Requirement
Extract the stretch of lines that starts at the line with "Output the text content of this document." and ends at the last line of the data below. Give it exactly, without pictures.

Extracted data entries
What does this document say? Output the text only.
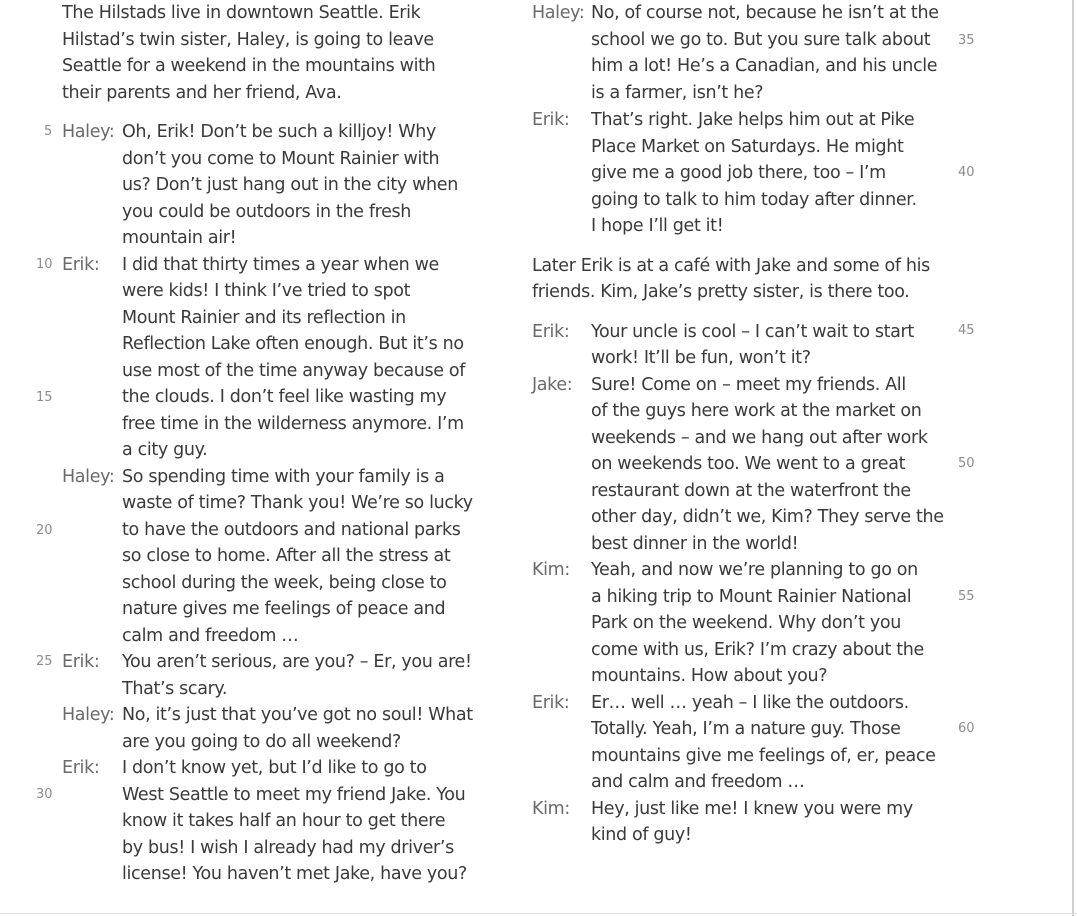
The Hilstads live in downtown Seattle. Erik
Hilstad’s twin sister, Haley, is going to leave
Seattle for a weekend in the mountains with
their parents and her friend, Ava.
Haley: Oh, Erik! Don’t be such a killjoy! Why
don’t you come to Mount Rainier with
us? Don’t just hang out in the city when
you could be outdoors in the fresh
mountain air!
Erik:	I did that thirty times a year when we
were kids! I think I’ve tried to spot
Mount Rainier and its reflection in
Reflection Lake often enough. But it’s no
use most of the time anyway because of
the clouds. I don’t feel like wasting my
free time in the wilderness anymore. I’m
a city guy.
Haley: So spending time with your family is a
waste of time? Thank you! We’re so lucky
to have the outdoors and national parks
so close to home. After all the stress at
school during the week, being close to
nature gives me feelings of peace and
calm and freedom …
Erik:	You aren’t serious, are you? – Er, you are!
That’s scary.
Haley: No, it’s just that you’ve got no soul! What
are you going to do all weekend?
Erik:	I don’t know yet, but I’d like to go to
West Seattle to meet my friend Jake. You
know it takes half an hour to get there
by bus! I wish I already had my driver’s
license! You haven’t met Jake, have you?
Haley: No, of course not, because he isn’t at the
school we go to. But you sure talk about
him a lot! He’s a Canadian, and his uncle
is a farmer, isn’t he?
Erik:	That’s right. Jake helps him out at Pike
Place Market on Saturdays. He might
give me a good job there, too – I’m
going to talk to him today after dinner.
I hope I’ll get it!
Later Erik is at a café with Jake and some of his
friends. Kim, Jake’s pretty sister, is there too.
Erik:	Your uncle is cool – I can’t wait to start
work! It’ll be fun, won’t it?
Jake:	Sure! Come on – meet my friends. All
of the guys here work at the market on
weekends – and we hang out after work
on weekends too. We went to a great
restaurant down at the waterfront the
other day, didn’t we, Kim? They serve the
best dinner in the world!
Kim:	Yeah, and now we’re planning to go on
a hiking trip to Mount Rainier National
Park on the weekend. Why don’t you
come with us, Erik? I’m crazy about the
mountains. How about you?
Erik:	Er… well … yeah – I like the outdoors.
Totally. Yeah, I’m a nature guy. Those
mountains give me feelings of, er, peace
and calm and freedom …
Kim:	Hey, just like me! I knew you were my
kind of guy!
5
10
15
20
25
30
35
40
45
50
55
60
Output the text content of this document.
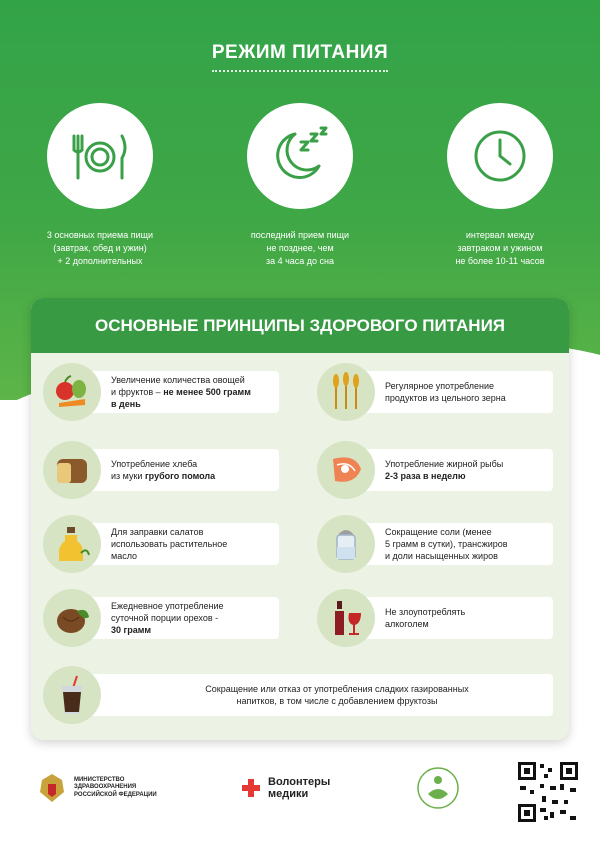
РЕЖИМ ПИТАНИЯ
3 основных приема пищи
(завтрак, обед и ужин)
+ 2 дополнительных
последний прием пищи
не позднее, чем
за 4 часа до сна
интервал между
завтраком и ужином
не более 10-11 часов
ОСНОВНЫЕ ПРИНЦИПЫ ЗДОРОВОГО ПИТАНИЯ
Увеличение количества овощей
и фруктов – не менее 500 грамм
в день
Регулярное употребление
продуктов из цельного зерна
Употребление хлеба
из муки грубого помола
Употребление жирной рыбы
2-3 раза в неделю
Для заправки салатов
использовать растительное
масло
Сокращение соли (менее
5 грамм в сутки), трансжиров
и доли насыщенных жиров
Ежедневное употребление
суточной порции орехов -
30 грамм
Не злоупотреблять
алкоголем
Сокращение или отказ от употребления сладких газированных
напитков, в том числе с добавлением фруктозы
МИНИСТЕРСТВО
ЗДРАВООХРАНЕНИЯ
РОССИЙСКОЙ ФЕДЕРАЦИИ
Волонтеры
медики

Written reply
Output the text content of this document.
РЕЖИМ ПИТАНИЯ
3 основных приема пищи
(завтрак, обед и ужин)
+ 2 дополнительных
последний прием пищи
не позднее, чем
за 4 часа до сна
интервал между
завтраком и ужином
не более 10-11 часов
ОСНОВНЫЕ ПРИНЦИПЫ ЗДОРОВОГО ПИТАНИЯ
Увеличение количества овощей
и фруктов – не менее 500 грамм
в день
Регулярное употребление
продуктов из цельного зерна
Употребление хлеба
из муки грубого помола
Употребление жирной рыбы
2-3 раза в неделю
Для заправки салатов
использовать растительное
масло
Сокращение соли (менее
5 грамм в сутки), трансжиров
и доли насыщенных жиров
Ежедневное употребление
суточной порции орехов -
30 грамм
Не злоупотреблять
алкоголем
Сокращение или отказ от употребления сладких газированных
напитков, в том числе с добавлением фруктозы
МИНИСТЕРСТВО
ЗДРАВООХРАНЕНИЯ
РОССИЙСКОЙ ФЕДЕРАЦИИ
Волонтеры
медики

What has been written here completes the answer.